--- Exercise instructions ---
Find every line in the records that holds the string "connections". Copy each one.
— START OF The data —
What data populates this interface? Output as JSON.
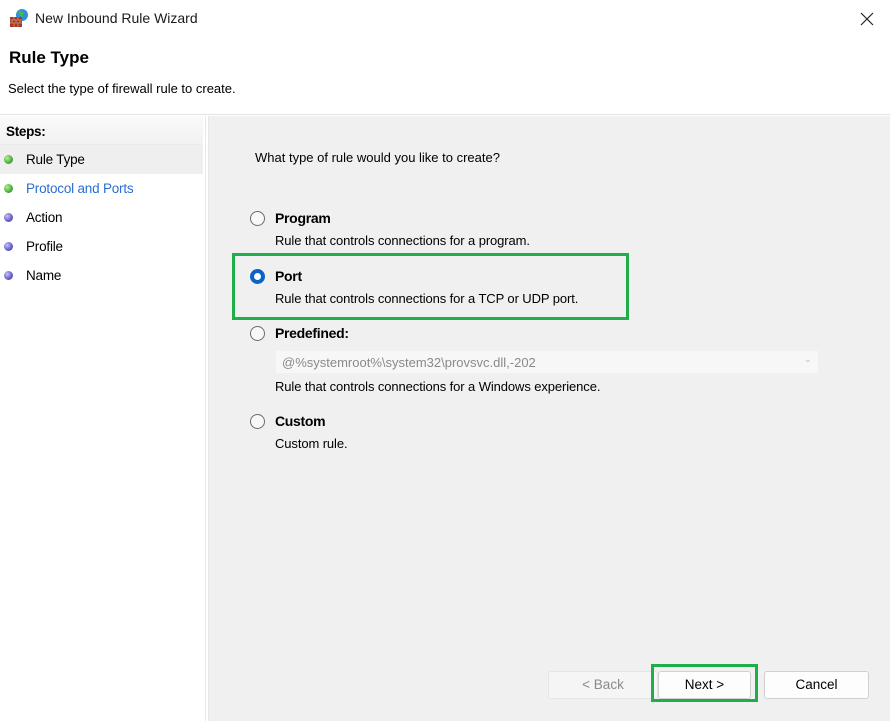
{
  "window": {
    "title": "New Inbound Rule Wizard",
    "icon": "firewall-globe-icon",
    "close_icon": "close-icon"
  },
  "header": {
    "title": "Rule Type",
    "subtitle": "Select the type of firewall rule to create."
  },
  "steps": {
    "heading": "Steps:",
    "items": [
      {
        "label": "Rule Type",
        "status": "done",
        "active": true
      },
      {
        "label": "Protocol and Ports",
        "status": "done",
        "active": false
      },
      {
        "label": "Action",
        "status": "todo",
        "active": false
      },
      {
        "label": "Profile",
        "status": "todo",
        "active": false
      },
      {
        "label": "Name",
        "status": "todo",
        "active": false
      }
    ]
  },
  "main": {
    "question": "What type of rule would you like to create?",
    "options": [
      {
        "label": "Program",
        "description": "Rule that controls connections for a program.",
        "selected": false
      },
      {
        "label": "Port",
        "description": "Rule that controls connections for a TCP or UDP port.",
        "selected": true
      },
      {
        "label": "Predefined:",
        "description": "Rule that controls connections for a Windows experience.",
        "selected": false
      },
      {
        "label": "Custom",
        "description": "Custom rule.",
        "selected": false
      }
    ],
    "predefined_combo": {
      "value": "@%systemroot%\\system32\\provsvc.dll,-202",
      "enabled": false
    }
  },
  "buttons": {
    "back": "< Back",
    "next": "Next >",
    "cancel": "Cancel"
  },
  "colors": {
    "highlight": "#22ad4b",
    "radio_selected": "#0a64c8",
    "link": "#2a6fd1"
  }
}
— END OF The data —
— START OF The data —
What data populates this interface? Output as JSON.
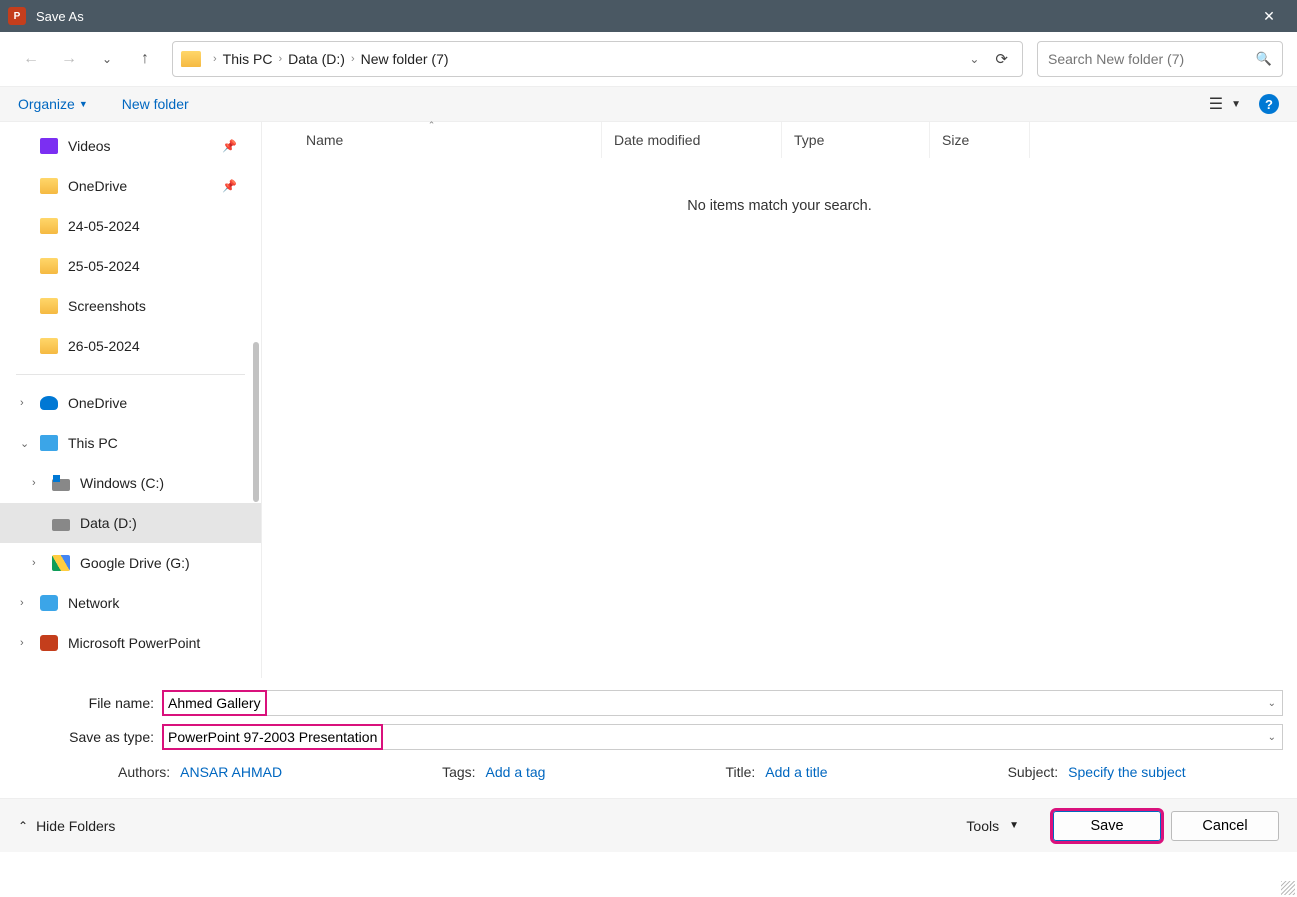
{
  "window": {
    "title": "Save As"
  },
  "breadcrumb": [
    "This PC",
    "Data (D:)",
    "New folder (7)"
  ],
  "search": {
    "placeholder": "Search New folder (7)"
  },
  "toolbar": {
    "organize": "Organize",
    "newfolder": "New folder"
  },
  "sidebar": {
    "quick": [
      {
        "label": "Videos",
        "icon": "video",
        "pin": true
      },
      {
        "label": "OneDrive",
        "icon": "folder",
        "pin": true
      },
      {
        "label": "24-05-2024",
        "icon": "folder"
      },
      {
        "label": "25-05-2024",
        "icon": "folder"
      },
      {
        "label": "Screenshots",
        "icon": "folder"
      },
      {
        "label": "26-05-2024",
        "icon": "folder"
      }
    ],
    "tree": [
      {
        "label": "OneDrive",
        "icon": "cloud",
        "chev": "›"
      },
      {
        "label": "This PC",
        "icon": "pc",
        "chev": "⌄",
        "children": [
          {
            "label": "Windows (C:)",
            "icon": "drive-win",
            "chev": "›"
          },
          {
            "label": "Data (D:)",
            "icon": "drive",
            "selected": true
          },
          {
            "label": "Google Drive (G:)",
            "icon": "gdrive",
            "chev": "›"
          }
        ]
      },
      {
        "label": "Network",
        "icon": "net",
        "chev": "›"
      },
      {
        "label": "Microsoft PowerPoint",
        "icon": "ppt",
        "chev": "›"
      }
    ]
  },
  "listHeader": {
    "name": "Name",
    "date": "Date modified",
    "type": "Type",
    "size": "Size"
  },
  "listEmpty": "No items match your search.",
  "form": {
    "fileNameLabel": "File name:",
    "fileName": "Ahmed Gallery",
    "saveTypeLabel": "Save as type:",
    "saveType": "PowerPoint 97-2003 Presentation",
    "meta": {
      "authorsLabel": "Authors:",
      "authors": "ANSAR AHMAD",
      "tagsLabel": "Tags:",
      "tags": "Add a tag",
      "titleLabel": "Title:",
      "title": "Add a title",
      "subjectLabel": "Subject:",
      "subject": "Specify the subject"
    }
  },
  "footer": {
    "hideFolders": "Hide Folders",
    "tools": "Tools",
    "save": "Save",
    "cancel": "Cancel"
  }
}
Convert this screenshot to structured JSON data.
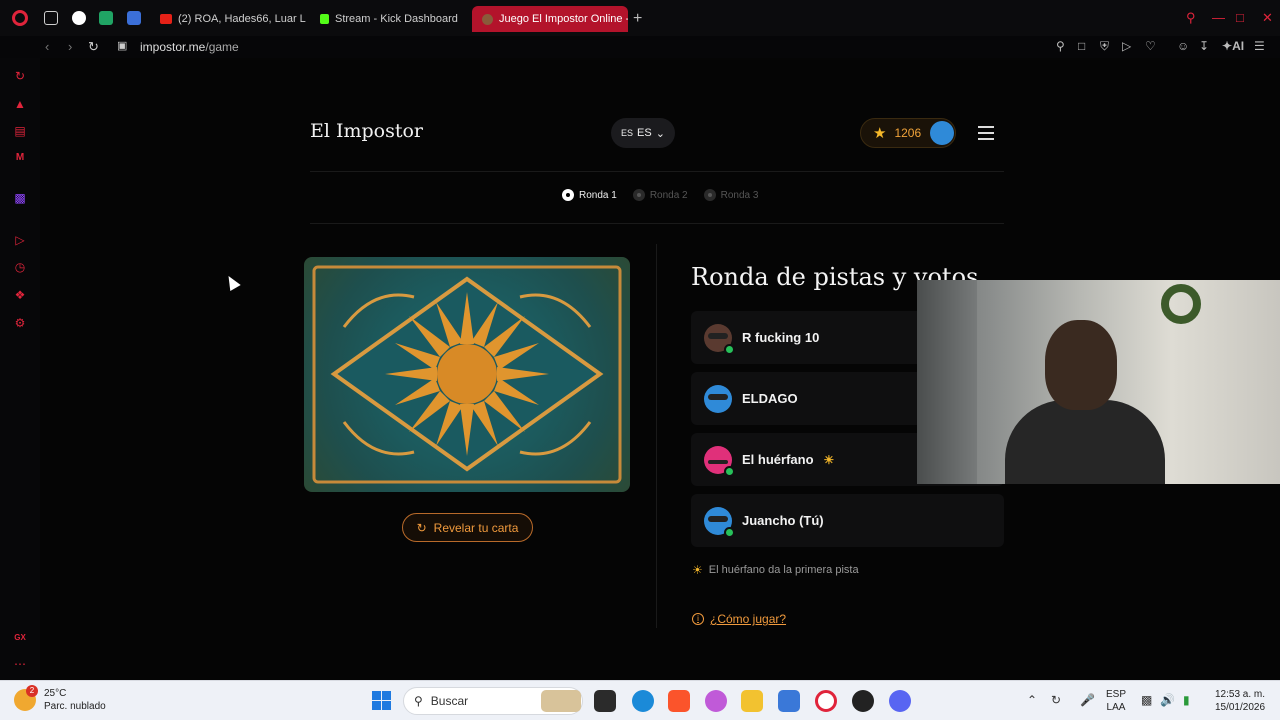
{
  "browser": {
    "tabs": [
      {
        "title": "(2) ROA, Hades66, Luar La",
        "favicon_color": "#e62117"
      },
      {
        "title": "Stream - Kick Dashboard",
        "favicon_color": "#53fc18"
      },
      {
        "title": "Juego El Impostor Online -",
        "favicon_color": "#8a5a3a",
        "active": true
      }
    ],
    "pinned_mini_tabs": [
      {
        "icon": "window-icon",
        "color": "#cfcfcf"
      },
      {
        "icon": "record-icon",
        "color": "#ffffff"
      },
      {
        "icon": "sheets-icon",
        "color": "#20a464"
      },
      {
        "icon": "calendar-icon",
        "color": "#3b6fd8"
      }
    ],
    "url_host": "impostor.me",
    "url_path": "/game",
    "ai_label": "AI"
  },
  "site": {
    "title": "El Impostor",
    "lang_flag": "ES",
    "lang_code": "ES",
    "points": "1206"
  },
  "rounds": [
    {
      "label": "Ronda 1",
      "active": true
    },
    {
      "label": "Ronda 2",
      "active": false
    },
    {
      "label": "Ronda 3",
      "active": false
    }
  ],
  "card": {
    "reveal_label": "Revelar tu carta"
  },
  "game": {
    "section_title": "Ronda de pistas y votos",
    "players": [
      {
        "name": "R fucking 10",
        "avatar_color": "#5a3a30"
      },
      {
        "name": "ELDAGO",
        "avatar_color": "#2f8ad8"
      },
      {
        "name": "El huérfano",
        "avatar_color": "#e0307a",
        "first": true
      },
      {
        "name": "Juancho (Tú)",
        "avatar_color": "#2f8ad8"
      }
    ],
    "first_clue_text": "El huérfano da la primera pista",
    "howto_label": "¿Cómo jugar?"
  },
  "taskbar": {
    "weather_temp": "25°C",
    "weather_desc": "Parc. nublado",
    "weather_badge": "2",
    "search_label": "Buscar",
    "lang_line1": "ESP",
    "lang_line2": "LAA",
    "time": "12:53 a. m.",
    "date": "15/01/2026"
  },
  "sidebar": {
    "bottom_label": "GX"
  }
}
— END OF The data —
--- Solution to the problem ---
        "description": "Rule that controls connections for a program.",
        "description": "Rule that controls connections for a TCP or UDP port.",
        "description": "Rule that controls connections for a Windows experience.",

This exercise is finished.